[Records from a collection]
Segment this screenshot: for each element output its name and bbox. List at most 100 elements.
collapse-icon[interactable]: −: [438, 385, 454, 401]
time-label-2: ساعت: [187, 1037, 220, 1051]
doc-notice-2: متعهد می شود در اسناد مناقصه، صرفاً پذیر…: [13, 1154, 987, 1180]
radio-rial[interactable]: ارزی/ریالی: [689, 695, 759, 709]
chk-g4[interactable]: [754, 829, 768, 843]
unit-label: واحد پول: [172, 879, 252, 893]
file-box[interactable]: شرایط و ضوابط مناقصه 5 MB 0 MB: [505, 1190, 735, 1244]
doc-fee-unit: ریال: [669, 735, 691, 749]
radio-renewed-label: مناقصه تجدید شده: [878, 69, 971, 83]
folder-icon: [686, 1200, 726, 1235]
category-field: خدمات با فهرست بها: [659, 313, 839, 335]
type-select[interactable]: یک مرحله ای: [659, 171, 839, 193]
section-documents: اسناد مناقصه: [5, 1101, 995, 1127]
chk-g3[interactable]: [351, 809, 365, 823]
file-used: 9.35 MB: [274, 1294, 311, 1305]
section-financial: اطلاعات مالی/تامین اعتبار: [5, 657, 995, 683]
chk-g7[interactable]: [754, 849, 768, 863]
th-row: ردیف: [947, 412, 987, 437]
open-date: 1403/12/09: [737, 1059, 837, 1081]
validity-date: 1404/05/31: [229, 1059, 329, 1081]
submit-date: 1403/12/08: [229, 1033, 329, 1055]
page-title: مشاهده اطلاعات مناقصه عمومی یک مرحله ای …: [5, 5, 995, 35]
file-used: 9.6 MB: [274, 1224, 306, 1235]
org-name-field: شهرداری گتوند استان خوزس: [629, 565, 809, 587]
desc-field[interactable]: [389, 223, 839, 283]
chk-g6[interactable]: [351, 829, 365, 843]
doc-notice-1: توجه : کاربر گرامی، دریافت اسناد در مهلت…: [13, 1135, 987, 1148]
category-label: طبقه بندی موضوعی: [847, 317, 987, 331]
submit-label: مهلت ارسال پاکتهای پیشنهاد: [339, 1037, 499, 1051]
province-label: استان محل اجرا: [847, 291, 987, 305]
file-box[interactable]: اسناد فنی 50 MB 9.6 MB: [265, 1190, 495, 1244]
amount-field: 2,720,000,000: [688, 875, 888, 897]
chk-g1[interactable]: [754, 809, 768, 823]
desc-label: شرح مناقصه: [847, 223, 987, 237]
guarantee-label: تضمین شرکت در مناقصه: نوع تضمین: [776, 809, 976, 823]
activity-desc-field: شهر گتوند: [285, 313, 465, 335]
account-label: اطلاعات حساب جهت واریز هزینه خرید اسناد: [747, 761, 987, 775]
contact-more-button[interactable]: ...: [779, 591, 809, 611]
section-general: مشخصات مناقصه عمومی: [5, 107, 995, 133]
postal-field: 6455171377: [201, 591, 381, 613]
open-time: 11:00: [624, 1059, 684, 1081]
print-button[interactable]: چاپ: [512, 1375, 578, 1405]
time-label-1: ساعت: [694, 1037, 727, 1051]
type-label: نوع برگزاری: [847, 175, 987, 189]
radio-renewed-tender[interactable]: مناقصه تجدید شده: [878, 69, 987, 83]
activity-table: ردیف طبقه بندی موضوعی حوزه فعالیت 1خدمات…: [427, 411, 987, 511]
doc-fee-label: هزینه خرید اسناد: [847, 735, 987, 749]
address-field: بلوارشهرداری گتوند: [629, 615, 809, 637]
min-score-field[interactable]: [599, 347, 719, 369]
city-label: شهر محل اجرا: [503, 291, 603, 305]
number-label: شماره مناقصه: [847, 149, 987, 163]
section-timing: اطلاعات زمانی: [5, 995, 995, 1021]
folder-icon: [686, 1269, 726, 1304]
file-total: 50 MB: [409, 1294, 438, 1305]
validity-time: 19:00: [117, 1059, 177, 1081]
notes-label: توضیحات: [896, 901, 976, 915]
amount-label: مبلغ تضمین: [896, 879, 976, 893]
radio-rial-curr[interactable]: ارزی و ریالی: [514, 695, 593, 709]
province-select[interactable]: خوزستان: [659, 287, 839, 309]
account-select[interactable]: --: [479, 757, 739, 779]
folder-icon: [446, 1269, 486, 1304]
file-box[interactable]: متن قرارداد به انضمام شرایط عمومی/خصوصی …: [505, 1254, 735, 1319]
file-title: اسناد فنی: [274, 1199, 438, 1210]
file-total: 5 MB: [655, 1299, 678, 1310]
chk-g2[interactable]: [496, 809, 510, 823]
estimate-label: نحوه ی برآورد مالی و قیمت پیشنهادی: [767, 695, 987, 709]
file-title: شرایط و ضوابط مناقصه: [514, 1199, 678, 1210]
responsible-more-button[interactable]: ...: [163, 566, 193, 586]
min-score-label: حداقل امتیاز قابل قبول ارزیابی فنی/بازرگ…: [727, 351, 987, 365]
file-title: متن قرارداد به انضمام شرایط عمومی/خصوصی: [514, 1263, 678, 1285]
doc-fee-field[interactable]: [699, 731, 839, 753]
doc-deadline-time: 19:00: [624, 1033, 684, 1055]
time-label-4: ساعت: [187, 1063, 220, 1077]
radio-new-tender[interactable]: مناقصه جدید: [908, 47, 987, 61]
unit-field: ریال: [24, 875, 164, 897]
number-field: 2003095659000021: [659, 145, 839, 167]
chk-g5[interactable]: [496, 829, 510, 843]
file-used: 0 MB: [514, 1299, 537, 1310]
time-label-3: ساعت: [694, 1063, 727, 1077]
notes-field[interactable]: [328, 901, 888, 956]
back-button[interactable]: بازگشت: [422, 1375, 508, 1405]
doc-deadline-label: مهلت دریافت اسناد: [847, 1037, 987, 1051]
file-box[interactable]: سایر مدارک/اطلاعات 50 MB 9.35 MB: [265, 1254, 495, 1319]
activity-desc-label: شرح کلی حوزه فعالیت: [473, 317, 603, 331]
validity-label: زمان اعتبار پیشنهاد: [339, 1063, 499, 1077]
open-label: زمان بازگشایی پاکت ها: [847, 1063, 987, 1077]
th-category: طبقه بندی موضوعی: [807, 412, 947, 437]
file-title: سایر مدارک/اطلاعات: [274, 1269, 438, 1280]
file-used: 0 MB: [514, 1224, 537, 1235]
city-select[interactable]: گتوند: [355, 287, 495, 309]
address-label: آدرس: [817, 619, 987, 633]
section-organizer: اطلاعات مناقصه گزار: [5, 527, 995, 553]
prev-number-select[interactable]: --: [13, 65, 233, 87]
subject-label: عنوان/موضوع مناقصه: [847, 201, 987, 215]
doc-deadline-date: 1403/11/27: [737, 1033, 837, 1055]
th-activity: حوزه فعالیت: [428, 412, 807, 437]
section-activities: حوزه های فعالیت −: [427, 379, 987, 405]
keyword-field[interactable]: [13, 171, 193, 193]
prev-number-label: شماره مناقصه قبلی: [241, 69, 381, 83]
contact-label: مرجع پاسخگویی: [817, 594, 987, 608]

* * *

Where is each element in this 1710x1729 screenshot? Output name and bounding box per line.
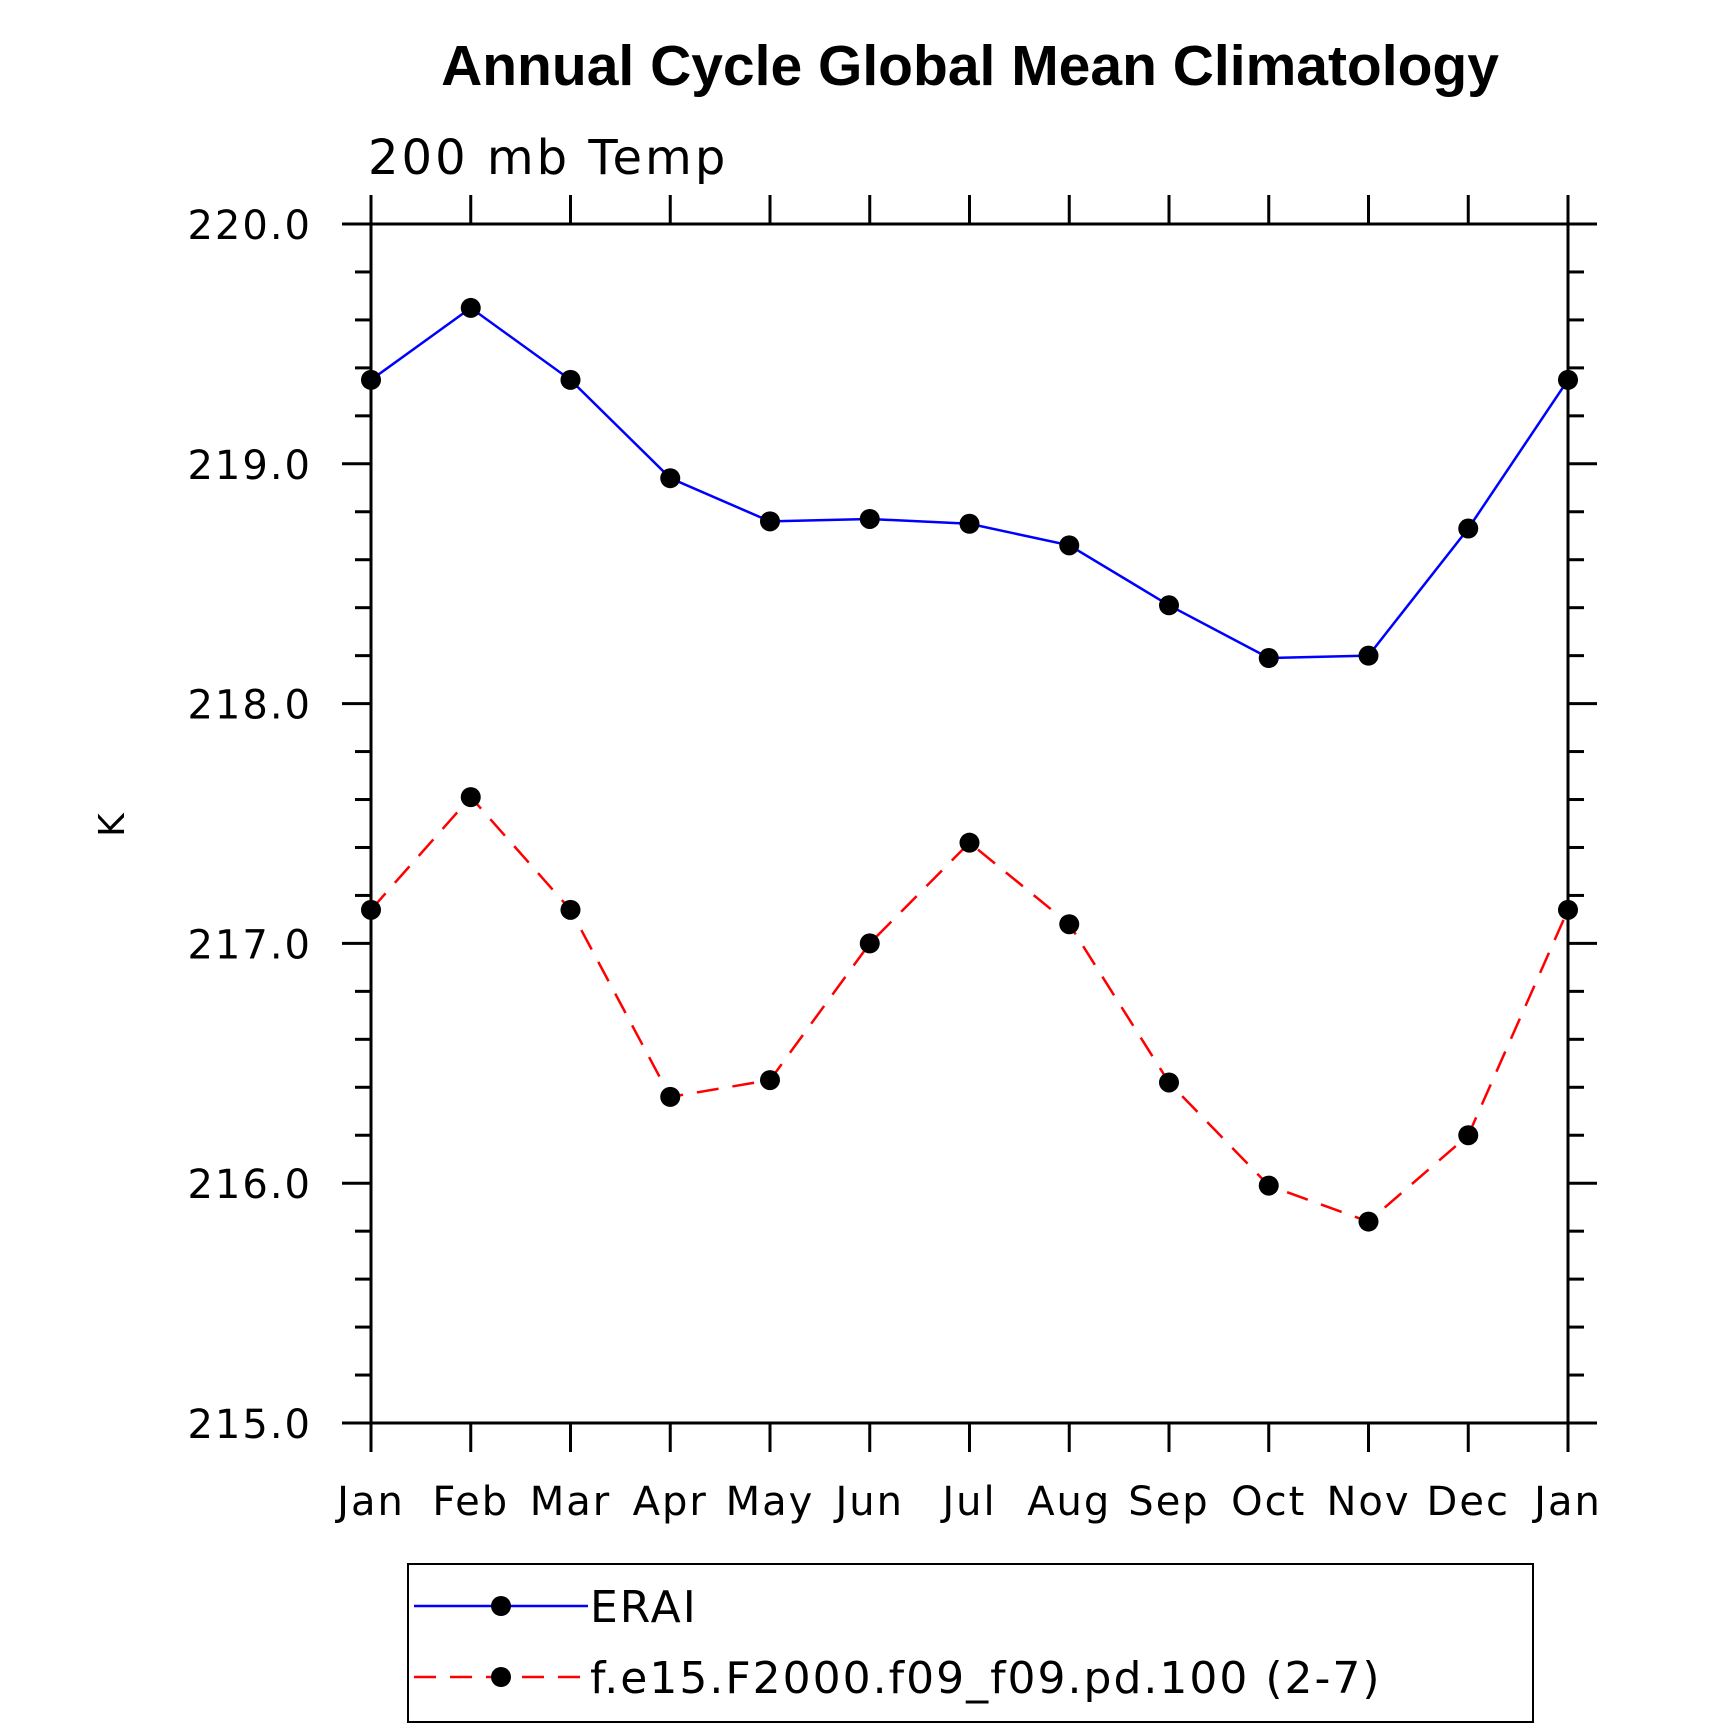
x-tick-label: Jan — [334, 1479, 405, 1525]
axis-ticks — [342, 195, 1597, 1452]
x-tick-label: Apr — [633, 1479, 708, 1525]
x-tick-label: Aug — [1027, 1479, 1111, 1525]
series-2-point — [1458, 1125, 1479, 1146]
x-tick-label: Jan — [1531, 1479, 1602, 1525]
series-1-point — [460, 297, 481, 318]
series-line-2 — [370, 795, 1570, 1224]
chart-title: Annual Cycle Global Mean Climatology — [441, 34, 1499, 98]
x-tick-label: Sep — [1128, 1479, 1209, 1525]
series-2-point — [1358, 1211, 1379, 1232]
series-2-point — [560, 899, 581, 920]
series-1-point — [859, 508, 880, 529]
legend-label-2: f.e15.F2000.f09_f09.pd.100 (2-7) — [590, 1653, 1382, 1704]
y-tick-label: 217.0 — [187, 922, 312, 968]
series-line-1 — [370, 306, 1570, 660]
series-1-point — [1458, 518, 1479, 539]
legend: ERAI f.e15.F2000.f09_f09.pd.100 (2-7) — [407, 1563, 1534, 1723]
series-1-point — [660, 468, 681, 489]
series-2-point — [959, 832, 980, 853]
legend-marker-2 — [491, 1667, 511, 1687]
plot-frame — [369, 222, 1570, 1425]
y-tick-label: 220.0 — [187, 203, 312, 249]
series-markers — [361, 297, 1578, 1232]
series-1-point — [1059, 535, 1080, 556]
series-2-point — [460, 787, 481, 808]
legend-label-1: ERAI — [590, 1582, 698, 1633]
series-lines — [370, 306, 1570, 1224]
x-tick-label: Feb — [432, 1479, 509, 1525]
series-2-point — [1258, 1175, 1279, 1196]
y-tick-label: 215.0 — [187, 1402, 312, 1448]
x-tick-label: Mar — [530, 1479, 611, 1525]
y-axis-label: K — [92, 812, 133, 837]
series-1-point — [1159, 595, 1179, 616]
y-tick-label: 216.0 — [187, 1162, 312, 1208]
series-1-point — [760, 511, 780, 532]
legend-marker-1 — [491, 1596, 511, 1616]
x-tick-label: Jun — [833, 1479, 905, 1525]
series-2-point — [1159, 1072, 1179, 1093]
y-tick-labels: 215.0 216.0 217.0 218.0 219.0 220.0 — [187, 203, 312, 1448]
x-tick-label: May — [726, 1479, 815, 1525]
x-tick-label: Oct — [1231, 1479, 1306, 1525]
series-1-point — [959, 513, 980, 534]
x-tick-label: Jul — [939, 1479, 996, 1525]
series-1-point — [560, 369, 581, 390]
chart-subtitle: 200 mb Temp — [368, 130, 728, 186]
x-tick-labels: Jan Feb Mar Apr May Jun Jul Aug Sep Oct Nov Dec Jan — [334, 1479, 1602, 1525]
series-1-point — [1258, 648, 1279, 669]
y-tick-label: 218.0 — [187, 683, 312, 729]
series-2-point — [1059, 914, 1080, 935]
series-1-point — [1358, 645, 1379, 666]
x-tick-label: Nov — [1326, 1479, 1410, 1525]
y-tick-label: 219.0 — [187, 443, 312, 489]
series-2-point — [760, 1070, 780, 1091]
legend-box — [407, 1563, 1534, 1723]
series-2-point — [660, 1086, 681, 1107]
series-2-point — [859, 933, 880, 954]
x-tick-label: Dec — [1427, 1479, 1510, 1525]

__TASK DESCRIPTION__. Select each row in which the string "category" appears, and copy those rows out in full.

__IN RESPONSE__.
category-field: خدمات با فهرست بها: [659, 313, 839, 335]
category-label: طبقه بندی موضوعی: [847, 317, 987, 331]
th-category: طبقه بندی موضوعی: [807, 412, 947, 437]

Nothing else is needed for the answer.